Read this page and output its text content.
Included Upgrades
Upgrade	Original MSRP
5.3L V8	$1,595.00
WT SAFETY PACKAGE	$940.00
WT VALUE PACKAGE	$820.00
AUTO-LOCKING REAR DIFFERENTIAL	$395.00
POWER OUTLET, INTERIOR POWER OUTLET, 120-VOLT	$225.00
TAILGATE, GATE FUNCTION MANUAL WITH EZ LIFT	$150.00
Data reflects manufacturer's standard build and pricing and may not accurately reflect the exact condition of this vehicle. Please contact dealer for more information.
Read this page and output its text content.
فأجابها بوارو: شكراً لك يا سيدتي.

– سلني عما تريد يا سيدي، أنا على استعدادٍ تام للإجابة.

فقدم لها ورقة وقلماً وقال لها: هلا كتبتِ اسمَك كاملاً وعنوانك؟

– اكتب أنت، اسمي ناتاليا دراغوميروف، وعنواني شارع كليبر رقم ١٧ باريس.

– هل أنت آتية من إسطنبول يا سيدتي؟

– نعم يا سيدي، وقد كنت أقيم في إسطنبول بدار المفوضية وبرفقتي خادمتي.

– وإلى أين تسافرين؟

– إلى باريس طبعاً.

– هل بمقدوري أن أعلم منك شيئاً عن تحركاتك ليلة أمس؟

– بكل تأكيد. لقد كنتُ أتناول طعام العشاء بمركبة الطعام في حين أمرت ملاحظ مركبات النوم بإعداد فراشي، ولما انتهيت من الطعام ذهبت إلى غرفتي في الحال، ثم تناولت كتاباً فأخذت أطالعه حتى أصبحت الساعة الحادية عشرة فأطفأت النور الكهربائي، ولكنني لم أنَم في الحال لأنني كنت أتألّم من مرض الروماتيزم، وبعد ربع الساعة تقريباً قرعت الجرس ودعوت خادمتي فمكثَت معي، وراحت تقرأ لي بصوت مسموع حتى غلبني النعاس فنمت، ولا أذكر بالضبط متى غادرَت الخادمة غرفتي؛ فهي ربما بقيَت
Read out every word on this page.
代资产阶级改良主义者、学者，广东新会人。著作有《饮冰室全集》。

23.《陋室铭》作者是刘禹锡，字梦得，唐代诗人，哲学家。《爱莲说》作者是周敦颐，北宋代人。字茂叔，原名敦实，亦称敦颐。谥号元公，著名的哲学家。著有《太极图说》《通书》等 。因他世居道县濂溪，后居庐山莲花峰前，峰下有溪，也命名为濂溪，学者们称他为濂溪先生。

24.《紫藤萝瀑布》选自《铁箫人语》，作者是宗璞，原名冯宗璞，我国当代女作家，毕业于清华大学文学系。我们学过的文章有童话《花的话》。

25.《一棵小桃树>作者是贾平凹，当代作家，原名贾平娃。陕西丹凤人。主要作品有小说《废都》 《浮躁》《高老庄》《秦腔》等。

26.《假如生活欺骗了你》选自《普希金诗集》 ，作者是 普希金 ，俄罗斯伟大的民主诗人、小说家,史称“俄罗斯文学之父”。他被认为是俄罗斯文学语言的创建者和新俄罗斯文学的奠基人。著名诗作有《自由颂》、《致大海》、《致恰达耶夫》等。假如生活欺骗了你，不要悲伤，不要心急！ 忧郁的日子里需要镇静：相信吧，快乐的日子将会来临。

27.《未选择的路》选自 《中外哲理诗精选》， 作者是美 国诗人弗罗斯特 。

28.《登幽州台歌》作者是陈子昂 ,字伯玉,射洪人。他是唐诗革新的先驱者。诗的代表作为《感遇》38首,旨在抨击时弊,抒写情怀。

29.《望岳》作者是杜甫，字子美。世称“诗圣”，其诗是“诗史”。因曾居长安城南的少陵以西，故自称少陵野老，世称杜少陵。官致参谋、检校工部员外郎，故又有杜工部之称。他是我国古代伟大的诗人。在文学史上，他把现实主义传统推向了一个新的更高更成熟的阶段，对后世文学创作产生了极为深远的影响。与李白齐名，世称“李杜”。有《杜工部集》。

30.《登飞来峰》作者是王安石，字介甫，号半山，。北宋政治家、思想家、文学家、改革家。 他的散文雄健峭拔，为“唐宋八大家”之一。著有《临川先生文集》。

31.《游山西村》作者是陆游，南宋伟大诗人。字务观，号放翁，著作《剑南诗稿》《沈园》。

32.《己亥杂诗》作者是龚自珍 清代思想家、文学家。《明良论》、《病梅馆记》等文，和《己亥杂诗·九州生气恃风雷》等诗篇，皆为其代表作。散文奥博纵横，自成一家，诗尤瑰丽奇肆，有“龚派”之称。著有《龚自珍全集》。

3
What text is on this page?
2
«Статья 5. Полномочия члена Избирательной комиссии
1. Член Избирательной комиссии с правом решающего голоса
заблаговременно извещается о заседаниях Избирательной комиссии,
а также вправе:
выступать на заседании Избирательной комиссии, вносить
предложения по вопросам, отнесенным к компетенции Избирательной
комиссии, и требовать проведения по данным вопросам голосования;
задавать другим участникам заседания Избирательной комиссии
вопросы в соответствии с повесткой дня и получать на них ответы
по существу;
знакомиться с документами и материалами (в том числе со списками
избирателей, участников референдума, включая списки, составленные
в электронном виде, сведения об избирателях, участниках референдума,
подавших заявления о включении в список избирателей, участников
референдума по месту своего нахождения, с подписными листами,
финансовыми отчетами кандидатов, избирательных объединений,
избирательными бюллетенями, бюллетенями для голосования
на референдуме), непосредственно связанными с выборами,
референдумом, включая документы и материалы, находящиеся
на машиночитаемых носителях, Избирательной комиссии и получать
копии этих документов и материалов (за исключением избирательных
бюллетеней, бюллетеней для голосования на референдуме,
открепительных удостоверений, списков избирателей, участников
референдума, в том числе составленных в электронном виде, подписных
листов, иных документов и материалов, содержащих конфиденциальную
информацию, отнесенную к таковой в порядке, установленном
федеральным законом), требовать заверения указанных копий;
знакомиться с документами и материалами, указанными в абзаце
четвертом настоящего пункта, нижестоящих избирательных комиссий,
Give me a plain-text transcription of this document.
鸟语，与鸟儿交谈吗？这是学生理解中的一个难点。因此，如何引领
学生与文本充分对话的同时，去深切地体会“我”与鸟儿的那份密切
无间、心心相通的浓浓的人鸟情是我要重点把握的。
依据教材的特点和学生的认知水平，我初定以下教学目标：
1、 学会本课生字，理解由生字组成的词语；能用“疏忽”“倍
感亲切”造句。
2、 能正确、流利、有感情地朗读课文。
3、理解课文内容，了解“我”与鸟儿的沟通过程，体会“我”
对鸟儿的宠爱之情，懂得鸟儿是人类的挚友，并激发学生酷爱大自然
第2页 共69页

====

▶ **Task brief**: Pick out the lines that include the word "требовать" and write them out.

▶ **In response**:
комиссии, и требовать проведения по данным вопросам голосования;
федеральным законом), требовать заверения указанных копий;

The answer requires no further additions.